-- Stored entries --

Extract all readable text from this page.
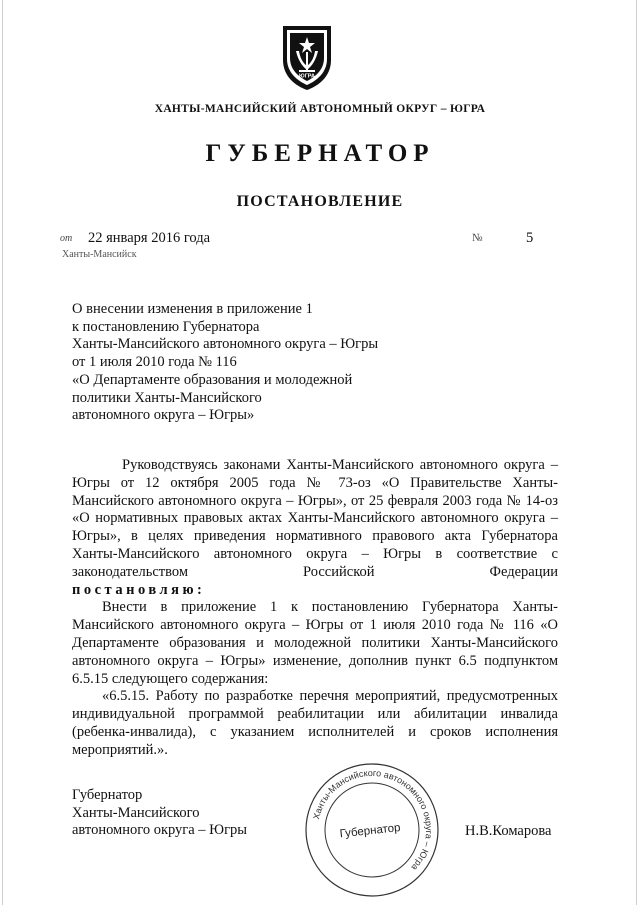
ЮГРА
ХАНТЫ-МАНСИЙСКИЙ АВТОНОМНЫЙ ОКРУГ – ЮГРА
ГУБЕРНАТОР
ПОСТАНОВЛЕНИЕ
от 22 января 2016 года	№	5
Ханты-Мансийск
О внесении изменения в приложение 1
к постановлению Губернатора
Ханты-Мансийского автономного округа – Югры
от 1 июля 2010 года № 116
«О Департаменте образования и молодежной
политики Ханты-Мансийского
автономного округа – Югры»

Руководствуясь законами Ханты-Мансийского автономного округа – Югры от 12 октября 2005 года № 73-оз «О Правительстве Ханты-Мансийского автономного округа – Югры», от 25 февраля 2003 года № 14-оз «О нормативных правовых актах Ханты-Мансийского автономного округа – Югры», в целях приведения нормативного правового акта Губернатора Ханты-Мансийского автономного округа – Югры в соответствие с законодательством Российской Федерации

постановляю:

Внести в приложение 1 к постановлению Губернатора Ханты-Мансийского автономного округа – Югры от 1 июля 2010 года № 116 «О Департаменте образования и молодежной политики Ханты-Мансийского автономного округа – Югры» изменение, дополнив пункт 6.5 подпунктом 6.5.15 следующего содержания:

«6.5.15. Работу по разработке перечня мероприятий, предусмотренных индивидуальной программой реабилитации или абилитации инвалида (ребенка-инвалида), с указанием исполнителей и сроков исполнения мероприятий.».

Губернатор
Ханты-Мансийского
автономного округа – Югры
Ханты-Мансийского автономного округа – Югра
Губернатор	Н.В.Комарова
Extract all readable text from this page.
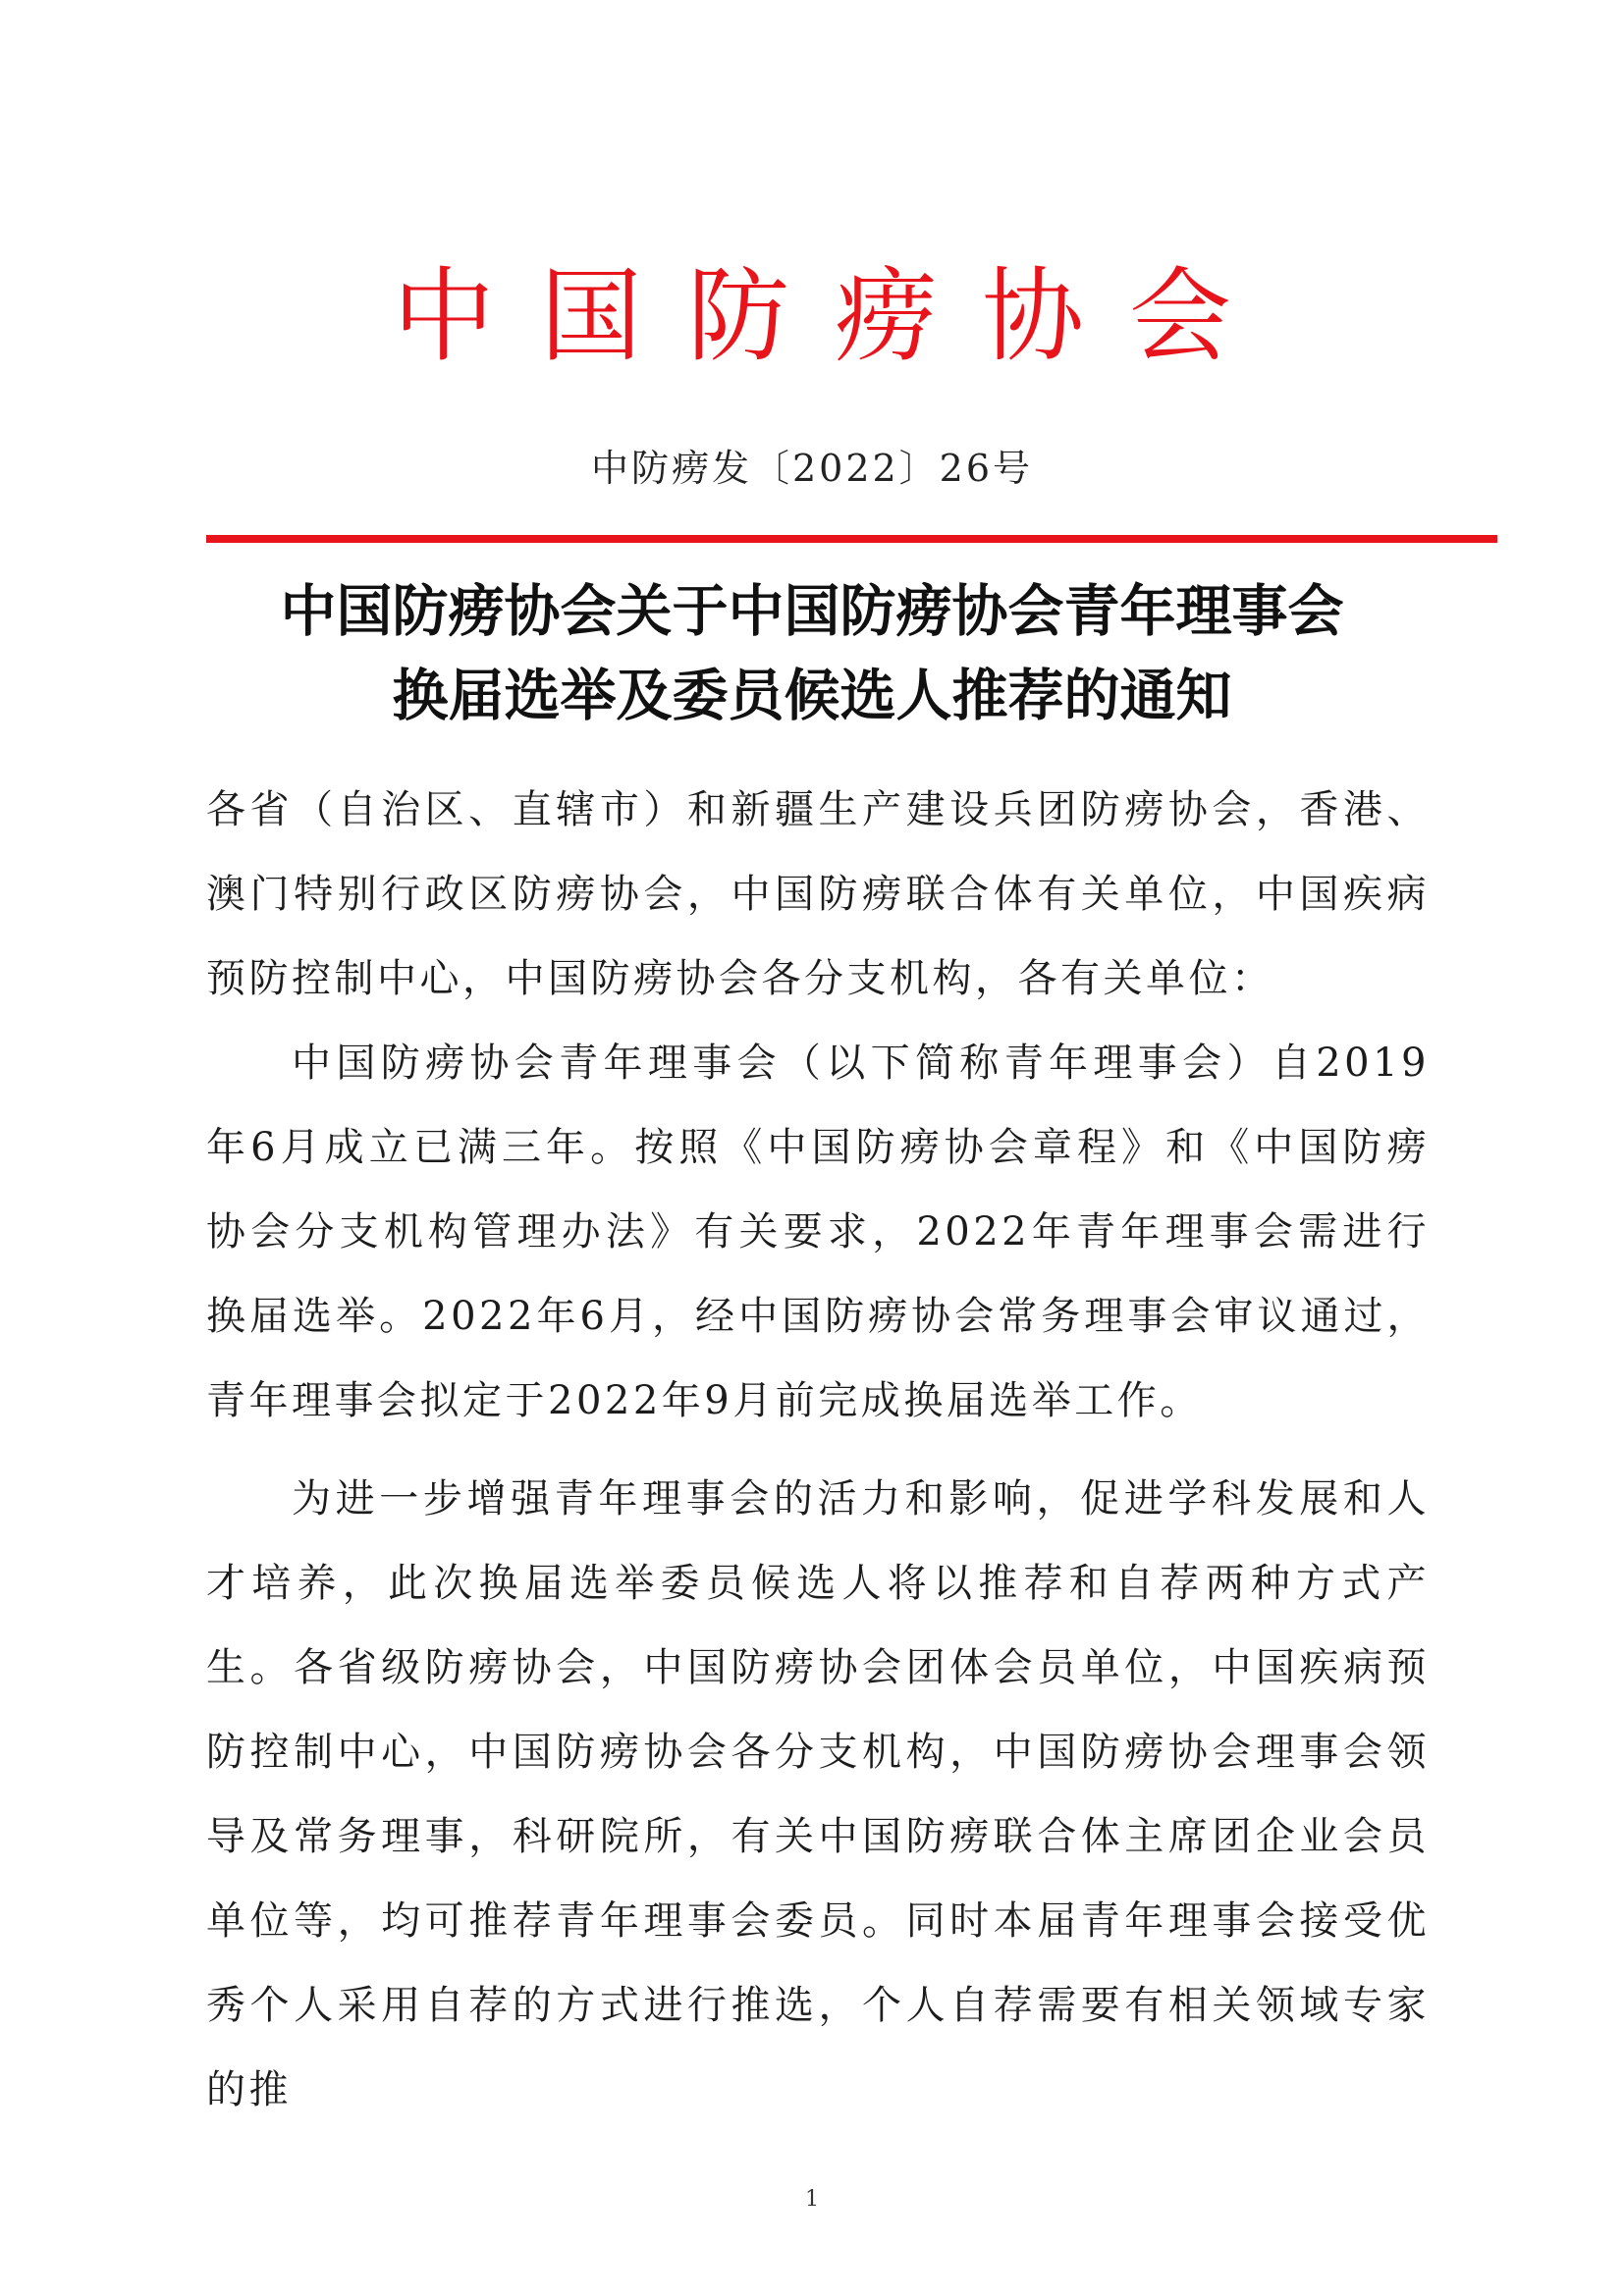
中国防痨协会
中防痨发〔2022〕26号
中国防痨协会关于中国防痨协会青年理事会
换届选举及委员候选人推荐的通知

各省（自治区、直辖市）和新疆生产建设兵团防痨协会，香港、澳门特别行政区防痨协会，中国防痨联合体有关单位，中国疾病预防控制中心，中国防痨协会各分支机构，各有关单位：

中国防痨协会青年理事会（以下简称青年理事会）自2019年6月成立已满三年。按照《中国防痨协会章程》和《中国防痨协会分支机构管理办法》有关要求，2022年青年理事会需进行换届选举。2022年6月，经中国防痨协会常务理事会审议通过，青年理事会拟定于2022年9月前完成换届选举工作。

为进一步增强青年理事会的活力和影响，促进学科发展和人才培养，此次换届选举委员候选人将以推荐和自荐两种方式产生。各省级防痨协会，中国防痨协会团体会员单位，中国疾病预防控制中心，中国防痨协会各分支机构，中国防痨协会理事会领导及常务理事，科研院所，有关中国防痨联合体主席团企业会员单位等，均可推荐青年理事会委员。同时本届青年理事会接受优秀个人采用自荐的方式进行推选，个人自荐需要有相关领域专家的推

1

-- Aim of the task --
Keep the pictures out of your copy, and repeat every entry above exactly.

-- Output of the task --
Extract all readable text from this page.
ЮГРА
ХАНТЫ-МАНСИЙСКИЙ АВТОНОМНЫЙ ОКРУГ – ЮГРА
ГУБЕРНАТОР
ПОСТАНОВЛЕНИЕ
от 22 января 2016 года	№	5
Ханты-Мансийск
О внесении изменения в приложение 1
к постановлению Губернатора
Ханты-Мансийского автономного округа – Югры
от 1 июля 2010 года № 116
«О Департаменте образования и молодежной
политики Ханты-Мансийского
автономного округа – Югры»

Руководствуясь законами Ханты-Мансийского автономного округа – Югры от 12 октября 2005 года № 73-оз «О Правительстве Ханты-Мансийского автономного округа – Югры», от 25 февраля 2003 года № 14-оз «О нормативных правовых актах Ханты-Мансийского автономного округа – Югры», в целях приведения нормативного правового акта Губернатора Ханты-Мансийского автономного округа – Югры в соответствие с законодательством Российской Федерации

постановляю:

Внести в приложение 1 к постановлению Губернатора Ханты-Мансийского автономного округа – Югры от 1 июля 2010 года № 116 «О Департаменте образования и молодежной политики Ханты-Мансийского автономного округа – Югры» изменение, дополнив пункт 6.5 подпунктом 6.5.15 следующего содержания:

«6.5.15. Работу по разработке перечня мероприятий, предусмотренных индивидуальной программой реабилитации или абилитации инвалида (ребенка-инвалида), с указанием исполнителей и сроков исполнения мероприятий.».

Губернатор
Ханты-Мансийского
автономного округа – Югры
Ханты-Мансийского автономного округа – Югра
Губернатор	Н.В.Комарова
Extract all readable text from this page.
中国防痨协会
中防痨发〔2022〕26号
中国防痨协会关于中国防痨协会青年理事会
换届选举及委员候选人推荐的通知

各省（自治区、直辖市）和新疆生产建设兵团防痨协会，香港、澳门特别行政区防痨协会，中国防痨联合体有关单位，中国疾病预防控制中心，中国防痨协会各分支机构，各有关单位：

中国防痨协会青年理事会（以下简称青年理事会）自2019年6月成立已满三年。按照《中国防痨协会章程》和《中国防痨协会分支机构管理办法》有关要求，2022年青年理事会需进行换届选举。2022年6月，经中国防痨协会常务理事会审议通过，青年理事会拟定于2022年9月前完成换届选举工作。

为进一步增强青年理事会的活力和影响，促进学科发展和人才培养，此次换届选举委员候选人将以推荐和自荐两种方式产生。各省级防痨协会，中国防痨协会团体会员单位，中国疾病预防控制中心，中国防痨协会各分支机构，中国防痨协会理事会领导及常务理事，科研院所，有关中国防痨联合体主席团企业会员单位等，均可推荐青年理事会委员。同时本届青年理事会接受优秀个人采用自荐的方式进行推选，个人自荐需要有相关领域专家的推

1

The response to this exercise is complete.